WHAT NEEDS TO BE DONE
Write every record out again exactly, and keep images out of it.

━━━ EXTRACTED MATERIAL

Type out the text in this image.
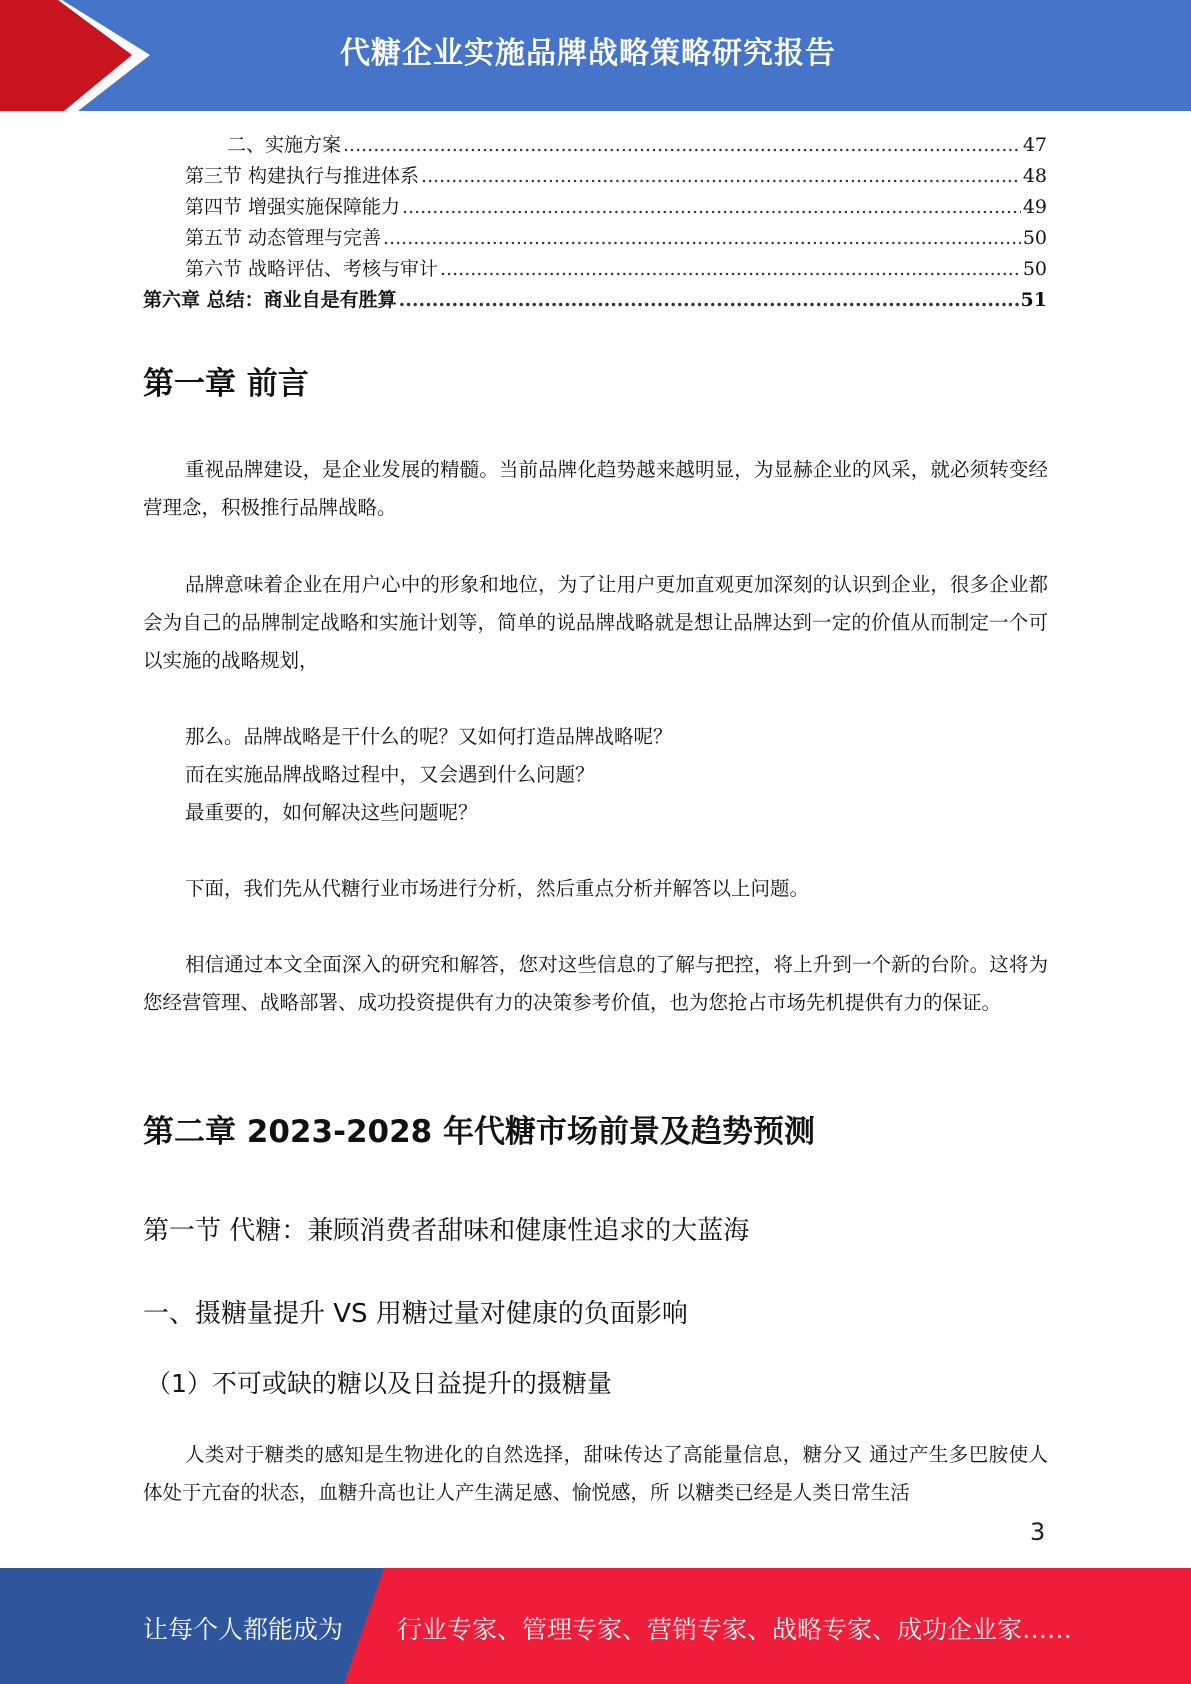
代糖企业实施品牌战略策略研究报告
二、实施方案 .....	47
第三节 构建执行与推进体系 .....	48
第四节 增强实施保障能力 .....	49
第五节 动态管理与完善 .....	50
第六节 战略评估、考核与审计 .....	50
第六章 总结：商业自是有胜算 .....	51
第一章 前言
重视品牌建设，是企业发展的精髓。当前品牌化趋势越来越明显，为显赫企业的风采，就必须转变经营理念，积极推行品牌战略。
品牌意味着企业在用户心中的形象和地位，为了让用户更加直观更加深刻的认识到企业，很多企业都会为自己的品牌制定战略和实施计划等，简单的说品牌战略就是想让品牌达到一定的价值从而制定一个可以实施的战略规划，
那么。品牌战略是干什么的呢？又如何打造品牌战略呢？
而在实施品牌战略过程中，又会遇到什么问题？
最重要的，如何解决这些问题呢？
下面，我们先从代糖行业市场进行分析，然后重点分析并解答以上问题。
相信通过本文全面深入的研究和解答，您对这些信息的了解与把控，将上升到一个新的台阶。这将为您经营管理、战略部署、成功投资提供有力的决策参考价值，也为您抢占市场先机提供有力的保证。
第二章 2023-2028 年代糖市场前景及趋势预测
第一节 代糖：兼顾消费者甜味和健康性追求的大蓝海
一、摄糖量提升 VS 用糖过量对健康的负面影响
（1）不可或缺的糖以及日益提升的摄糖量
人类对于糖类的感知是生物进化的自然选择，甜味传达了高能量信息，糖分又 通过产生多巴胺使人体处于亢奋的状态，血糖升高也让人产生满足感、愉悦感，所 以糖类已经是人类日常生活
3
让每个人都能成为 行业专家、管理专家、营销专家、战略专家、成功企业家……
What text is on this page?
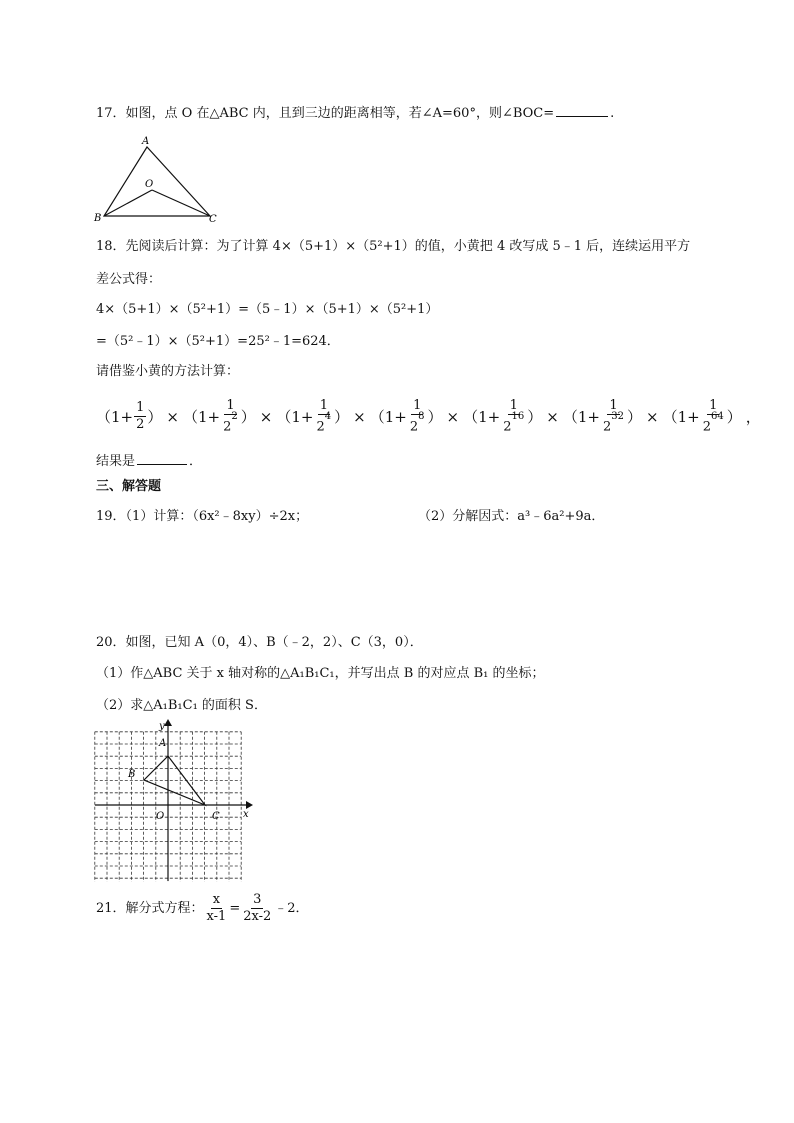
17．如图，点 O 在△ABC 内，且到三边的距离相等，若∠A=60°，则∠BOC=	.
A
B	C
O
18．先阅读后计算：为了计算 4×（5+1）×（5²+1）的值，小黄把 4 改写成 5﹣1 后，连续运用平方
差公式得：
4×（5+1）×（5²+1）=（5﹣1）×（5+1）×（5²+1）
=（5²﹣1）×（5²+1）=25²﹣1=624．
请借鉴小黄的方法计算：
（$1+ \frac{1}{2}$ ） × （$1+ \frac{1}{2^2}$ ） × （$1+ \frac{1}{2^4}$ ） × （$1+ \frac{1}{2^8}$ ） × （$1+ \frac{1}{2^{16}}$ ） × （$1+ \frac{1}{2^{32}}$ ） × （$1+ \frac{1}{2^{64}}$ ） ，
结果是	．
三、解答题
19．（1）计算：（6x²﹣8xy）÷2x；	（2）分解因式：a³﹣6a²+9a．
20．如图，已知 A（0，4）、B（﹣2，2）、C（3，0）．
（1）作△ABC 关于 x 轴对称的△A₁B₁C₁，并写出点 B 的对应点 B₁ 的坐标；
（2）求△A₁B₁C₁ 的面积 S．
A
B
C
O	x
y
21．解分式方程： $\frac{x}{x-1} = \frac{3}{2x-2}$ ﹣2．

━━━━━━

WRITTEN ANSWER
Type out the text in this image.
代糖企业实施品牌战略策略研究报告
二、实施方案 .....	47
第三节 构建执行与推进体系 .....	48
第四节 增强实施保障能力 .....	49
第五节 动态管理与完善 .....	50
第六节 战略评估、考核与审计 .....	50
第六章 总结：商业自是有胜算 .....	51
第一章 前言
重视品牌建设，是企业发展的精髓。当前品牌化趋势越来越明显，为显赫企业的风采，就必须转变经营理念，积极推行品牌战略。
品牌意味着企业在用户心中的形象和地位，为了让用户更加直观更加深刻的认识到企业，很多企业都会为自己的品牌制定战略和实施计划等，简单的说品牌战略就是想让品牌达到一定的价值从而制定一个可以实施的战略规划，
那么。品牌战略是干什么的呢？又如何打造品牌战略呢？
而在实施品牌战略过程中，又会遇到什么问题？
最重要的，如何解决这些问题呢？
下面，我们先从代糖行业市场进行分析，然后重点分析并解答以上问题。
相信通过本文全面深入的研究和解答，您对这些信息的了解与把控，将上升到一个新的台阶。这将为您经营管理、战略部署、成功投资提供有力的决策参考价值，也为您抢占市场先机提供有力的保证。
第二章 2023-2028 年代糖市场前景及趋势预测
第一节 代糖：兼顾消费者甜味和健康性追求的大蓝海
一、摄糖量提升 VS 用糖过量对健康的负面影响
（1）不可或缺的糖以及日益提升的摄糖量
人类对于糖类的感知是生物进化的自然选择，甜味传达了高能量信息，糖分又 通过产生多巴胺使人体处于亢奋的状态，血糖升高也让人产生满足感、愉悦感，所 以糖类已经是人类日常生活
3
让每个人都能成为 行业专家、管理专家、营销专家、战略专家、成功企业家……
What text is on this page?
17．如图，点 O 在△ABC 内，且到三边的距离相等，若∠A=60°，则∠BOC=	.
A
B	C
O
18．先阅读后计算：为了计算 4×（5+1）×（5²+1）的值，小黄把 4 改写成 5﹣1 后，连续运用平方
差公式得：
4×（5+1）×（5²+1）=（5﹣1）×（5+1）×（5²+1）
=（5²﹣1）×（5²+1）=25²﹣1=624．
请借鉴小黄的方法计算：
（$1+ \frac{1}{2}$ ） × （$1+ \frac{1}{2^2}$ ） × （$1+ \frac{1}{2^4}$ ） × （$1+ \frac{1}{2^8}$ ） × （$1+ \frac{1}{2^{16}}$ ） × （$1+ \frac{1}{2^{32}}$ ） × （$1+ \frac{1}{2^{64}}$ ） ，
结果是	．
三、解答题
19．（1）计算：（6x²﹣8xy）÷2x；	（2）分解因式：a³﹣6a²+9a．
20．如图，已知 A（0，4）、B（﹣2，2）、C（3，0）．
（1）作△ABC 关于 x 轴对称的△A₁B₁C₁，并写出点 B 的对应点 B₁ 的坐标；
（2）求△A₁B₁C₁ 的面积 S．
A
B
C
O	x
y
21．解分式方程： $\frac{x}{x-1} = \frac{3}{2x-2}$ ﹣2．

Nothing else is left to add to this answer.